WHAT TO WORK ON → Repeat every entry word for word, but leave the images out of your copy.

GIVEN ENTRIES →
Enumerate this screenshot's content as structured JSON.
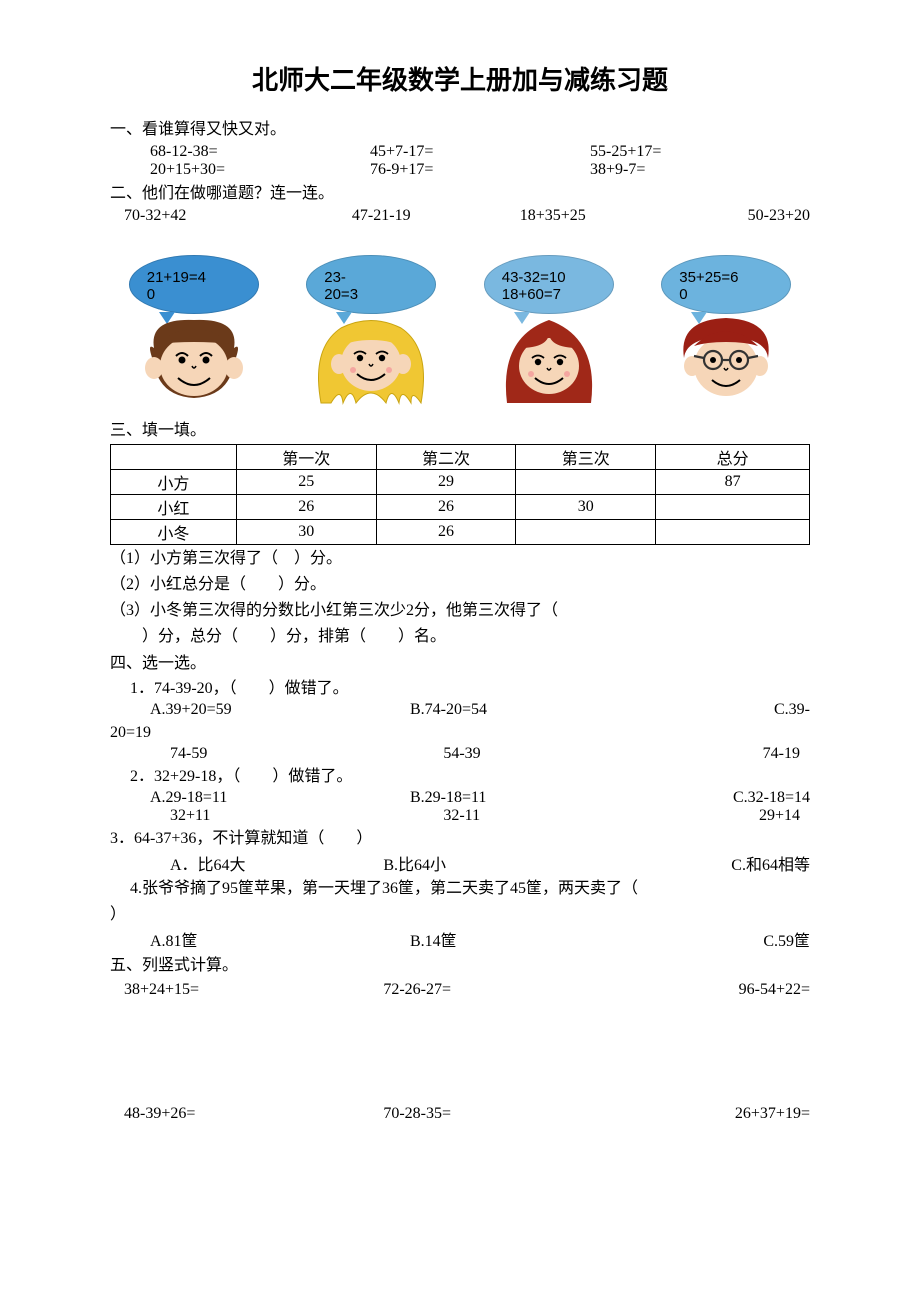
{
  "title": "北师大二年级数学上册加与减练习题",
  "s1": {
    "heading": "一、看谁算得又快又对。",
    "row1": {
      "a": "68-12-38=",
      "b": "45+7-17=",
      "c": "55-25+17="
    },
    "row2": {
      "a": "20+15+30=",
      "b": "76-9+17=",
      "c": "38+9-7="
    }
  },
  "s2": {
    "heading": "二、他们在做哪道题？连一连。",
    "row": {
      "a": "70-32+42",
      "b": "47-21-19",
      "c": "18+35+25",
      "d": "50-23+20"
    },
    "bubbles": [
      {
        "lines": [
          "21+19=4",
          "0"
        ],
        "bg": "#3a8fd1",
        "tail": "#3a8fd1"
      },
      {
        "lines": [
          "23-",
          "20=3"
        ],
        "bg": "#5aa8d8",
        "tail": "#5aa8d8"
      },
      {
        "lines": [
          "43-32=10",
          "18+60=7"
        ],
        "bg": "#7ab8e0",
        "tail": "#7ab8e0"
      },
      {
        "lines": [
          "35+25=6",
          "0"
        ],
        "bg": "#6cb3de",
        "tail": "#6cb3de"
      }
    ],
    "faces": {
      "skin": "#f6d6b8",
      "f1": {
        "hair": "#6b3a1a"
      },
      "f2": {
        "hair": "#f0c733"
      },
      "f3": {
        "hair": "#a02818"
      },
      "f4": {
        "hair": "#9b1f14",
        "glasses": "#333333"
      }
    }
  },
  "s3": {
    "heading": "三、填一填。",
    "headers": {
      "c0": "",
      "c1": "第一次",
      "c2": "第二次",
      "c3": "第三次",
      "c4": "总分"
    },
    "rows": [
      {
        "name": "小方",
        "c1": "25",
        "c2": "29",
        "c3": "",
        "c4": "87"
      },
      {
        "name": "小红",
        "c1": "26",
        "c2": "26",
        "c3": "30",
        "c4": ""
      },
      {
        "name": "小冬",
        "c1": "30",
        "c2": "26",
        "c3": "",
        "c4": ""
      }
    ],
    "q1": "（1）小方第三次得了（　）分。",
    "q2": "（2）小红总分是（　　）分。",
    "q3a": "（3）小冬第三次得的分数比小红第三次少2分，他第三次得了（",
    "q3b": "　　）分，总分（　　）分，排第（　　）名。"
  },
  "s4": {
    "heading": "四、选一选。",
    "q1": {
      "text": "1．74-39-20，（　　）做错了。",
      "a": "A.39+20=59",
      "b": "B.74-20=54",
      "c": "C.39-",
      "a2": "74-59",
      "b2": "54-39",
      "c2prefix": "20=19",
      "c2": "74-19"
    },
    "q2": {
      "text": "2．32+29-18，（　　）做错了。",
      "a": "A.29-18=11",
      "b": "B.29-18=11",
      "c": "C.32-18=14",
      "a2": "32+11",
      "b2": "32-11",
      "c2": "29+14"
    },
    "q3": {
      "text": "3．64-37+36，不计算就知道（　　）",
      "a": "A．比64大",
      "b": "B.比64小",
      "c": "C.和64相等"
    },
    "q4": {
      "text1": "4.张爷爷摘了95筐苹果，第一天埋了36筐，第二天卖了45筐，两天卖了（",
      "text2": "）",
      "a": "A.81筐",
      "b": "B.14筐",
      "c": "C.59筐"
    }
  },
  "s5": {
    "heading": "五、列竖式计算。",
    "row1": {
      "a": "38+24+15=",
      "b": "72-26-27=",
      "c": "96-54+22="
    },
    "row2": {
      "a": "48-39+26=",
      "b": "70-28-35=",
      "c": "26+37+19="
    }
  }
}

SOLUTION TO THE EXERCISE →
Enumerate this screenshot's content as structured JSON.
{
  "title": "北师大二年级数学上册加与减练习题",
  "s1": {
    "heading": "一、看谁算得又快又对。",
    "row1": {
      "a": "68-12-38=",
      "b": "45+7-17=",
      "c": "55-25+17="
    },
    "row2": {
      "a": "20+15+30=",
      "b": "76-9+17=",
      "c": "38+9-7="
    }
  },
  "s2": {
    "heading": "二、他们在做哪道题？连一连。",
    "row": {
      "a": "70-32+42",
      "b": "47-21-19",
      "c": "18+35+25",
      "d": "50-23+20"
    },
    "bubbles": [
      {
        "lines": [
          "21+19=4",
          "0"
        ],
        "bg": "#3a8fd1",
        "tail": "#3a8fd1"
      },
      {
        "lines": [
          "23-",
          "20=3"
        ],
        "bg": "#5aa8d8",
        "tail": "#5aa8d8"
      },
      {
        "lines": [
          "43-32=10",
          "18+60=7"
        ],
        "bg": "#7ab8e0",
        "tail": "#7ab8e0"
      },
      {
        "lines": [
          "35+25=6",
          "0"
        ],
        "bg": "#6cb3de",
        "tail": "#6cb3de"
      }
    ],
    "faces": {
      "skin": "#f6d6b8",
      "f1": {
        "hair": "#6b3a1a"
      },
      "f2": {
        "hair": "#f0c733"
      },
      "f3": {
        "hair": "#a02818"
      },
      "f4": {
        "hair": "#9b1f14",
        "glasses": "#333333"
      }
    }
  },
  "s3": {
    "heading": "三、填一填。",
    "headers": {
      "c0": "",
      "c1": "第一次",
      "c2": "第二次",
      "c3": "第三次",
      "c4": "总分"
    },
    "rows": [
      {
        "name": "小方",
        "c1": "25",
        "c2": "29",
        "c3": "",
        "c4": "87"
      },
      {
        "name": "小红",
        "c1": "26",
        "c2": "26",
        "c3": "30",
        "c4": ""
      },
      {
        "name": "小冬",
        "c1": "30",
        "c2": "26",
        "c3": "",
        "c4": ""
      }
    ],
    "q1": "（1）小方第三次得了（　）分。",
    "q2": "（2）小红总分是（　　）分。",
    "q3a": "（3）小冬第三次得的分数比小红第三次少2分，他第三次得了（",
    "q3b": "　　）分，总分（　　）分，排第（　　）名。"
  },
  "s4": {
    "heading": "四、选一选。",
    "q1": {
      "text": "1．74-39-20，（　　）做错了。",
      "a": "A.39+20=59",
      "b": "B.74-20=54",
      "c": "C.39-",
      "a2": "74-59",
      "b2": "54-39",
      "c2prefix": "20=19",
      "c2": "74-19"
    },
    "q2": {
      "text": "2．32+29-18，（　　）做错了。",
      "a": "A.29-18=11",
      "b": "B.29-18=11",
      "c": "C.32-18=14",
      "a2": "32+11",
      "b2": "32-11",
      "c2": "29+14"
    },
    "q3": {
      "text": "3．64-37+36，不计算就知道（　　）",
      "a": "A．比64大",
      "b": "B.比64小",
      "c": "C.和64相等"
    },
    "q4": {
      "text1": "4.张爷爷摘了95筐苹果，第一天埋了36筐，第二天卖了45筐，两天卖了（",
      "text2": "）",
      "a": "A.81筐",
      "b": "B.14筐",
      "c": "C.59筐"
    }
  },
  "s5": {
    "heading": "五、列竖式计算。",
    "row1": {
      "a": "38+24+15=",
      "b": "72-26-27=",
      "c": "96-54+22="
    },
    "row2": {
      "a": "48-39+26=",
      "b": "70-28-35=",
      "c": "26+37+19="
    }
  }
}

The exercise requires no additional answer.